+++ MATERIAL
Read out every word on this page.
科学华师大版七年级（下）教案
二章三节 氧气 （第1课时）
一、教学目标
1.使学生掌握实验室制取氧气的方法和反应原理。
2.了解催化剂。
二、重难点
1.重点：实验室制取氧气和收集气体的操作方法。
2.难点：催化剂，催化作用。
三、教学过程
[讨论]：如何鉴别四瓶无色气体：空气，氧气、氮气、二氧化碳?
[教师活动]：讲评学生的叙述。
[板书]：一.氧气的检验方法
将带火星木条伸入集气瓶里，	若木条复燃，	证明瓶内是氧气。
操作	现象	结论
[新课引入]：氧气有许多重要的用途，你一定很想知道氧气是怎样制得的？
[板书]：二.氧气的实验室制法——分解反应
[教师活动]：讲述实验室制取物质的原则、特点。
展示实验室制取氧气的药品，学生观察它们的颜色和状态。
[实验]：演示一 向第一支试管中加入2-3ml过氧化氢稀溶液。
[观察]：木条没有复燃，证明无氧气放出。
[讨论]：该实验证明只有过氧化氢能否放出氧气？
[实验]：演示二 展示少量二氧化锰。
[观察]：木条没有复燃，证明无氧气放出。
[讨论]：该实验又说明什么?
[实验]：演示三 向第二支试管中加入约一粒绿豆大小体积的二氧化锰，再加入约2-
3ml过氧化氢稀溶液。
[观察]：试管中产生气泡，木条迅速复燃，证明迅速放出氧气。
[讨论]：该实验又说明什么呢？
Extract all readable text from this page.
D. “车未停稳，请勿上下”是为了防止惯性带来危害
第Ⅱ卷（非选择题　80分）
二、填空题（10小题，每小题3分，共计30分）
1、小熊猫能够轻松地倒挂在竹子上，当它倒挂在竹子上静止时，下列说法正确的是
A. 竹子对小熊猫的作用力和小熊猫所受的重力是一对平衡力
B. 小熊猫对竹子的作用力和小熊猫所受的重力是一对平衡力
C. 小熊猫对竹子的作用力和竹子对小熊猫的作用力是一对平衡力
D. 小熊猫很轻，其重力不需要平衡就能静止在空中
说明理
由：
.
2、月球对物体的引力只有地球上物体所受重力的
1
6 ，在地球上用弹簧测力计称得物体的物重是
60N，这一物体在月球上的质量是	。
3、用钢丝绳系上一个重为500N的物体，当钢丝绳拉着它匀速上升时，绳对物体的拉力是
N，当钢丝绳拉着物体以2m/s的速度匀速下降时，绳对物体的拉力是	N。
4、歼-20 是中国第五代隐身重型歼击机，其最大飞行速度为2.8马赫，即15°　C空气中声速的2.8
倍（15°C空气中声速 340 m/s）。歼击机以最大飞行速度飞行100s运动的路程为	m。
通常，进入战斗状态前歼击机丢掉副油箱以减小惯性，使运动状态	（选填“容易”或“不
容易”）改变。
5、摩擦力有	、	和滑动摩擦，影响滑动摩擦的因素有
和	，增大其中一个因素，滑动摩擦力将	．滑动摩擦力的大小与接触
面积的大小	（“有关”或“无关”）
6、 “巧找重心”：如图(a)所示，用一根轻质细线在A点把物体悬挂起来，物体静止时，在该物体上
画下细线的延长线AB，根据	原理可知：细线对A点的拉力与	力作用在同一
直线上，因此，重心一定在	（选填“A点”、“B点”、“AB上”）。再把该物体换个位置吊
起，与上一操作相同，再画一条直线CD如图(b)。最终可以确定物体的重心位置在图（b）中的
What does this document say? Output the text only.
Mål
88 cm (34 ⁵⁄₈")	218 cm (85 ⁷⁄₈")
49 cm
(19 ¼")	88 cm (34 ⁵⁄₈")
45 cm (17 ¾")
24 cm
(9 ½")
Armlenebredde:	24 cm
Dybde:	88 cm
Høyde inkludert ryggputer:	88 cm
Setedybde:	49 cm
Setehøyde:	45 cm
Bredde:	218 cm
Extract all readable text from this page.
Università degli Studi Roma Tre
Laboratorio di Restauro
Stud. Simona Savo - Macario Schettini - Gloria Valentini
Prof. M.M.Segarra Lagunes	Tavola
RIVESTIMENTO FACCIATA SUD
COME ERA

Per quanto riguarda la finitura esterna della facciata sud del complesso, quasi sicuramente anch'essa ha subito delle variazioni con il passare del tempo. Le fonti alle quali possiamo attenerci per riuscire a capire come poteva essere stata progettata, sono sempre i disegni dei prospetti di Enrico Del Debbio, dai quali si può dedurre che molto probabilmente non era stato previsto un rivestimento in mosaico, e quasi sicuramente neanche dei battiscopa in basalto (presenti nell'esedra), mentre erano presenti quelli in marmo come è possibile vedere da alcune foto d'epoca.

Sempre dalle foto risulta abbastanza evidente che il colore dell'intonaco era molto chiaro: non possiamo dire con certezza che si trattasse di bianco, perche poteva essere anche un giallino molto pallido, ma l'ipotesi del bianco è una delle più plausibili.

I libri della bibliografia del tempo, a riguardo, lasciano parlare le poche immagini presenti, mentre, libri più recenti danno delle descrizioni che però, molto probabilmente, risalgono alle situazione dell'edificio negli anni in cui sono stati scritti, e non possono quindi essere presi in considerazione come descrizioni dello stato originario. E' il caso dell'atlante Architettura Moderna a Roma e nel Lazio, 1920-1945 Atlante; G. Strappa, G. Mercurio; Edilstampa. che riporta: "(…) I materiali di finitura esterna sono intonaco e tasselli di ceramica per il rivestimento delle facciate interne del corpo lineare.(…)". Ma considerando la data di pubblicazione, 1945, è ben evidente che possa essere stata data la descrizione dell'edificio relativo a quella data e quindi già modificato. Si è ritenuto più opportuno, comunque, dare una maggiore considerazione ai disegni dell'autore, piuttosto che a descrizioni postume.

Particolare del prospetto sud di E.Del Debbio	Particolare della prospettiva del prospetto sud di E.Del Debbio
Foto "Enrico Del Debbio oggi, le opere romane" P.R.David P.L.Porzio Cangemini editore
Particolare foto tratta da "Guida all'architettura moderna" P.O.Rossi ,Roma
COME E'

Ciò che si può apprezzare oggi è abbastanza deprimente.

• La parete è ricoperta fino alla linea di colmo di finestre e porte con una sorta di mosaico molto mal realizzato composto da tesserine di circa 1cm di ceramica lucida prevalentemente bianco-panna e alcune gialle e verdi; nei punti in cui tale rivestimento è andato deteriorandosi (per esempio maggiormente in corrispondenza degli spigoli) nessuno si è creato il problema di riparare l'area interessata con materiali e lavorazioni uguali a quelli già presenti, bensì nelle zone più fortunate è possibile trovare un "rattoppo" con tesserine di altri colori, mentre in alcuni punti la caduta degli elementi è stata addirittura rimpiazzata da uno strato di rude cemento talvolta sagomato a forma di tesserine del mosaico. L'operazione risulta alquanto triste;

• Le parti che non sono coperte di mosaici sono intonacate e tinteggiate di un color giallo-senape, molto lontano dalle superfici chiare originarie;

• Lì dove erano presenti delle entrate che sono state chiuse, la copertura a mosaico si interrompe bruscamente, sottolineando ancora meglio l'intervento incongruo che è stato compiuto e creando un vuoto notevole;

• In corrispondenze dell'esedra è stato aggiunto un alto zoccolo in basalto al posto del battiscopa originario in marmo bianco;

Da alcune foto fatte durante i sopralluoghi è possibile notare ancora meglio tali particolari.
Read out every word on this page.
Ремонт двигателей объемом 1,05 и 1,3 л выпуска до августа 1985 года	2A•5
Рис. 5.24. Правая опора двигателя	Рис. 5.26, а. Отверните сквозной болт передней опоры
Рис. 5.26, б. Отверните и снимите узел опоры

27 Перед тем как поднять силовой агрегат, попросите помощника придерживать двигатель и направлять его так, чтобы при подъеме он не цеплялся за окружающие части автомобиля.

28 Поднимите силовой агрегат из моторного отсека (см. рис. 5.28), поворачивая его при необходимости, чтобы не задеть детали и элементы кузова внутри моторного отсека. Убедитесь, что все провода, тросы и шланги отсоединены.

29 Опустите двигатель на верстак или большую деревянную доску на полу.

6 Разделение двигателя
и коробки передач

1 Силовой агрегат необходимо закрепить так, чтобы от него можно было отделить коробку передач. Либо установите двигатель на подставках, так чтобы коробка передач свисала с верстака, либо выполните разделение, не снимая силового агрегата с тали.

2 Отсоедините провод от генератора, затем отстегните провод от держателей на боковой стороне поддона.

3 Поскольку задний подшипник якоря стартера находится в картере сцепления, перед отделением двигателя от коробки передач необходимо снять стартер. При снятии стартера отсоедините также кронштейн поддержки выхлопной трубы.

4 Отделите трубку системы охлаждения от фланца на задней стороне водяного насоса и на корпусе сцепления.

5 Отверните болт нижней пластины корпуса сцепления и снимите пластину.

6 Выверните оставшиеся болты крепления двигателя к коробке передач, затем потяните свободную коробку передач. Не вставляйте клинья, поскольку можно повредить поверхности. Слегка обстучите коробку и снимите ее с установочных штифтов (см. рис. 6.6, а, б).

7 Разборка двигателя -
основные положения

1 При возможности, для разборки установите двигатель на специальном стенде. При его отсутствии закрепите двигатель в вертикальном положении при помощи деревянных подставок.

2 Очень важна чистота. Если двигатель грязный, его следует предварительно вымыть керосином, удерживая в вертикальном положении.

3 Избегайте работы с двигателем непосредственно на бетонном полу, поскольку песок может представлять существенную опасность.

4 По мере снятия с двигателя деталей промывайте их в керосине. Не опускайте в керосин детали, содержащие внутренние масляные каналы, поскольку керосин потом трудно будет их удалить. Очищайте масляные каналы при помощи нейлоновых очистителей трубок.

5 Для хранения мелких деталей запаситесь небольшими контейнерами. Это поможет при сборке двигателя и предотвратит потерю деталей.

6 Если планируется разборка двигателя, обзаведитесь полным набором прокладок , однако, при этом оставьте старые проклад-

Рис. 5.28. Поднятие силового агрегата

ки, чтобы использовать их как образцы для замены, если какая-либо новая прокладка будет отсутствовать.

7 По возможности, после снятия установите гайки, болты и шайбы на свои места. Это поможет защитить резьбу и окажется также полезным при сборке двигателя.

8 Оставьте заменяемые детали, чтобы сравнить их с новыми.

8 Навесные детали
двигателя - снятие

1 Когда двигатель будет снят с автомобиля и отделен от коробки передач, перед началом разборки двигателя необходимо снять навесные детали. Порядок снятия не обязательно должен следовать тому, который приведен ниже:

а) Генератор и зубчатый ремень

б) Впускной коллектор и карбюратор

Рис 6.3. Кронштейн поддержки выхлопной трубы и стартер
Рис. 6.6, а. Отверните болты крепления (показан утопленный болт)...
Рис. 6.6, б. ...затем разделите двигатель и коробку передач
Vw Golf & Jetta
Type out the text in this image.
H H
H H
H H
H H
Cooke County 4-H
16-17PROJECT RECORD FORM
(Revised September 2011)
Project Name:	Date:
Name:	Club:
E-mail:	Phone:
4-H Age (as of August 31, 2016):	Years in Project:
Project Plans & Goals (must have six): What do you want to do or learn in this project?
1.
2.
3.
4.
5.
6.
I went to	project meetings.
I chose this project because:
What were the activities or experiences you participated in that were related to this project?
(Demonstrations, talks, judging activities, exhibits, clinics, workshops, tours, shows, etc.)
++++++
__SHORT EXERCISE__: Which lines of the material contain the string "delle"? List each of them.

__COMPLETE ANSWER__:
Per quanto riguarda la finitura esterna della facciata sud del complesso, quasi sicuramente anch'essa ha subito delle variazioni con il passare del tempo. Le fonti alle quali possiamo attenerci per riuscire a capire come poteva essere stata progettata, sono sempre i disegni dei prospetti di Enrico Del Debbio, dai quali si può dedurre che molto probabilmente non era stato previsto un rivestimento in mosaico, e quasi sicuramente neanche dei battiscopa in basalto (presenti nell'esedra), mentre erano presenti quelli in marmo come è possibile vedere da alcune foto d'epoca.
Sempre dalle foto risulta abbastanza evidente che il colore dell'intonaco era molto chiaro: non possiamo dire con certezza che si trattasse di bianco, perche poteva essere anche un giallino molto pallido, ma l'ipotesi del bianco è una delle più plausibili.
I libri della bibliografia del tempo, a riguardo, lasciano parlare le poche immagini presenti, mentre, libri più recenti danno delle descrizioni che però, molto probabilmente, risalgono alle situazione dell'edificio negli anni in cui sono stati scritti, e non possono quindi essere presi in considerazione come descrizioni dello stato originario. E' il caso dell'atlante Architettura Moderna a Roma e nel Lazio, 1920-1945 Atlante; G. Strappa, G. Mercurio; Edilstampa. che riporta: "(…) I materiali di finitura esterna sono intonaco e tasselli di ceramica per il rivestimento delle facciate interne del corpo lineare.(…)". Ma considerando la data di pubblicazione, 1945, è ben evidente che possa essere stata data la descrizione dell'edificio relativo a quella data e quindi già modificato. Si è ritenuto più opportuno, comunque, dare una maggiore considerazione ai disegni dell'autore, piuttosto che a descrizioni postume.
• Lì dove erano presenti delle entrate che sono state chiuse, la copertura a mosaico si interrompe bruscamente, sottolineando ancora meglio l'intervento incongruo che è stato compiuto e creando un vuoto notevole;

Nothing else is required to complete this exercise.